(Dataset rows)
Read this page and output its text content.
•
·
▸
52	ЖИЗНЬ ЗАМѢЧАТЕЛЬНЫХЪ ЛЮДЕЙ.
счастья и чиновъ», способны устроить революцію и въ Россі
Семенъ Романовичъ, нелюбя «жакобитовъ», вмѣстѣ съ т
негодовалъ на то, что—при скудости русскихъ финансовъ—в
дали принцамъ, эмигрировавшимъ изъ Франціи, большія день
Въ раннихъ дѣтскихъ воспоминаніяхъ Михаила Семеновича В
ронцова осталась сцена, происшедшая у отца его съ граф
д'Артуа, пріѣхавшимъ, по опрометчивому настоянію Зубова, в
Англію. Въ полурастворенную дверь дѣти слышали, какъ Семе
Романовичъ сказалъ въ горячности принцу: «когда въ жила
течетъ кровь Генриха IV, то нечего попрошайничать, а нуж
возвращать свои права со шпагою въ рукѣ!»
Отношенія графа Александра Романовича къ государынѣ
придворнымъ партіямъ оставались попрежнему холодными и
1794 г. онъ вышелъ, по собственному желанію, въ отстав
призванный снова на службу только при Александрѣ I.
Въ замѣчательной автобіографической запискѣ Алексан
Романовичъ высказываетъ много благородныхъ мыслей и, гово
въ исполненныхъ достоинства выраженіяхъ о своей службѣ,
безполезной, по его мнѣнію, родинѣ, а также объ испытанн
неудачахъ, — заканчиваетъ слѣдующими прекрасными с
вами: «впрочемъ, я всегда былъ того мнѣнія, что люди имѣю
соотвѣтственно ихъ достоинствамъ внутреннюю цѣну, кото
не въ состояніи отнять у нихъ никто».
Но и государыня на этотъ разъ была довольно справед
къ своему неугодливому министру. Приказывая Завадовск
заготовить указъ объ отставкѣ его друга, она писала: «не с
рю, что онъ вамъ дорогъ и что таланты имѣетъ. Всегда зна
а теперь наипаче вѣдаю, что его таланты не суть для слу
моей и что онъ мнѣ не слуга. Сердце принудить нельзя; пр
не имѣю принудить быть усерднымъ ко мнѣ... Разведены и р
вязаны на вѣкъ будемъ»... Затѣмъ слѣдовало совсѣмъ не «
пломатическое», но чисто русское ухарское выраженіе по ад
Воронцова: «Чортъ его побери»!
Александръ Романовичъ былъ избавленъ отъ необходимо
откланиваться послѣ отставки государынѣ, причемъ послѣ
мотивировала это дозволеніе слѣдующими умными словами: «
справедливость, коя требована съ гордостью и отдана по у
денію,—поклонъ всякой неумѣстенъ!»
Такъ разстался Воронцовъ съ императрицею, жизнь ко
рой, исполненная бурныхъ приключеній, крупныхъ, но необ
--
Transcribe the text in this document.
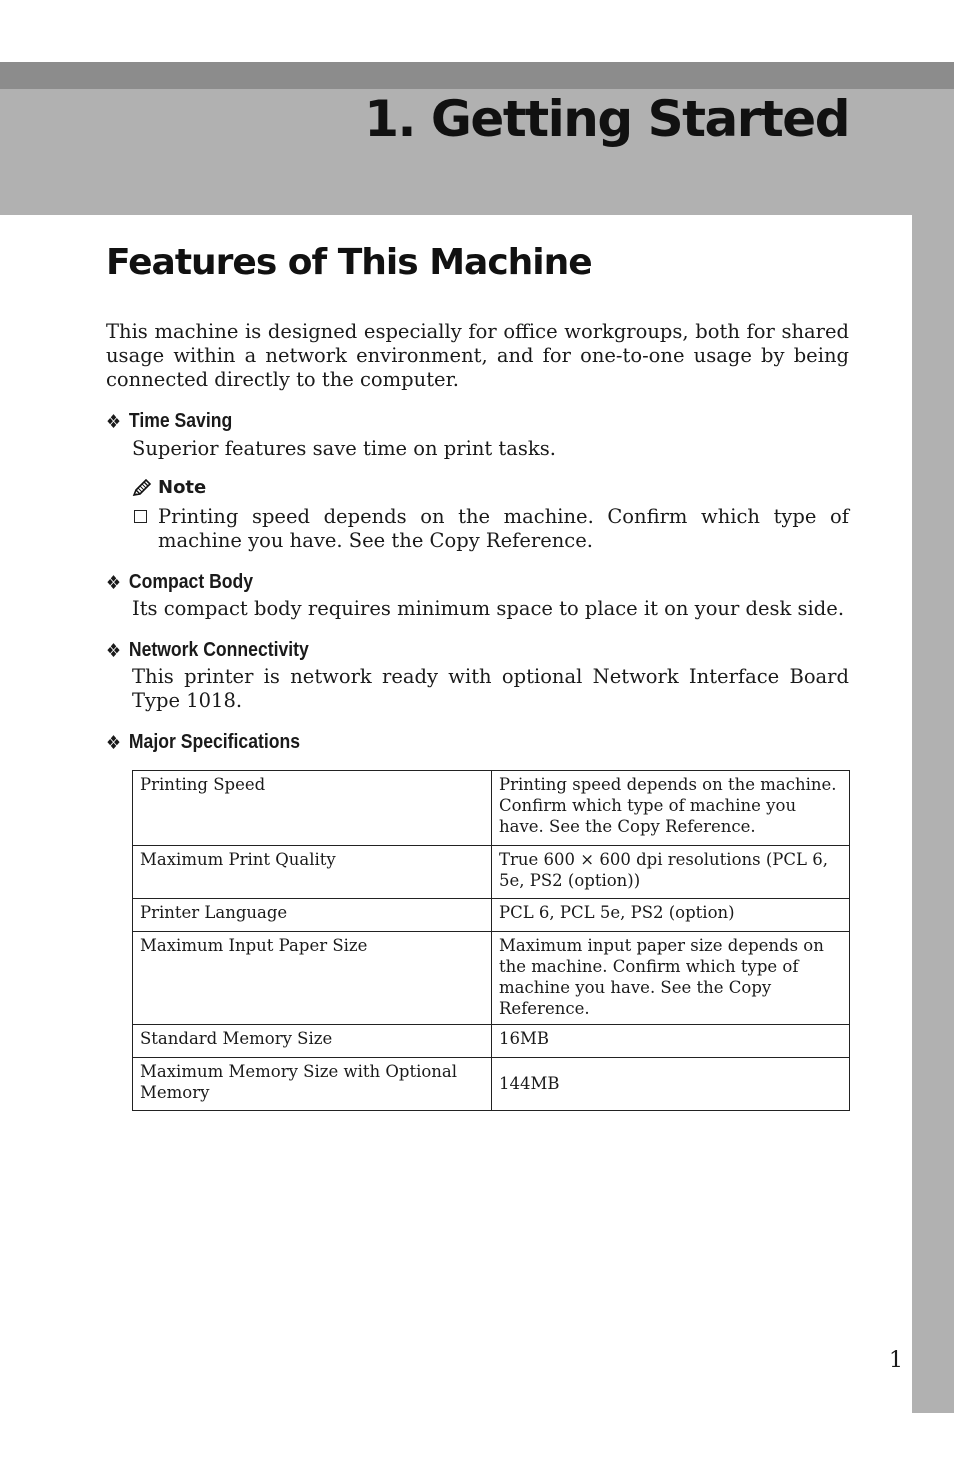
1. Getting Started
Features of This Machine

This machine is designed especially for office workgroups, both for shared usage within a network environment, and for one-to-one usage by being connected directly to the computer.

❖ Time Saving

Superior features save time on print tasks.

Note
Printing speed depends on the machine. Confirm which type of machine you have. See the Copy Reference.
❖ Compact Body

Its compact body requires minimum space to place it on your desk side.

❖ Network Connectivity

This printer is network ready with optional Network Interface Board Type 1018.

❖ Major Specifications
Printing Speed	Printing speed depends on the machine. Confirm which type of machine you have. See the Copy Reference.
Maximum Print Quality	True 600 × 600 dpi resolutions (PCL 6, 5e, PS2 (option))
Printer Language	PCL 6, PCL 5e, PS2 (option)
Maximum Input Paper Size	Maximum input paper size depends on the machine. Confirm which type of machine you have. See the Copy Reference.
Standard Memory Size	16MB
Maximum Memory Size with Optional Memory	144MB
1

• Task prompt: Look through the records and gather every line containing "Size".

• Exercise answer:
Maximum Input Paper Size	Maximum input paper size depends on the machine. Confirm which type of machine you have. See the Copy Reference.
Standard Memory Size	16MB
Maximum Memory Size with Optional Memory	144MB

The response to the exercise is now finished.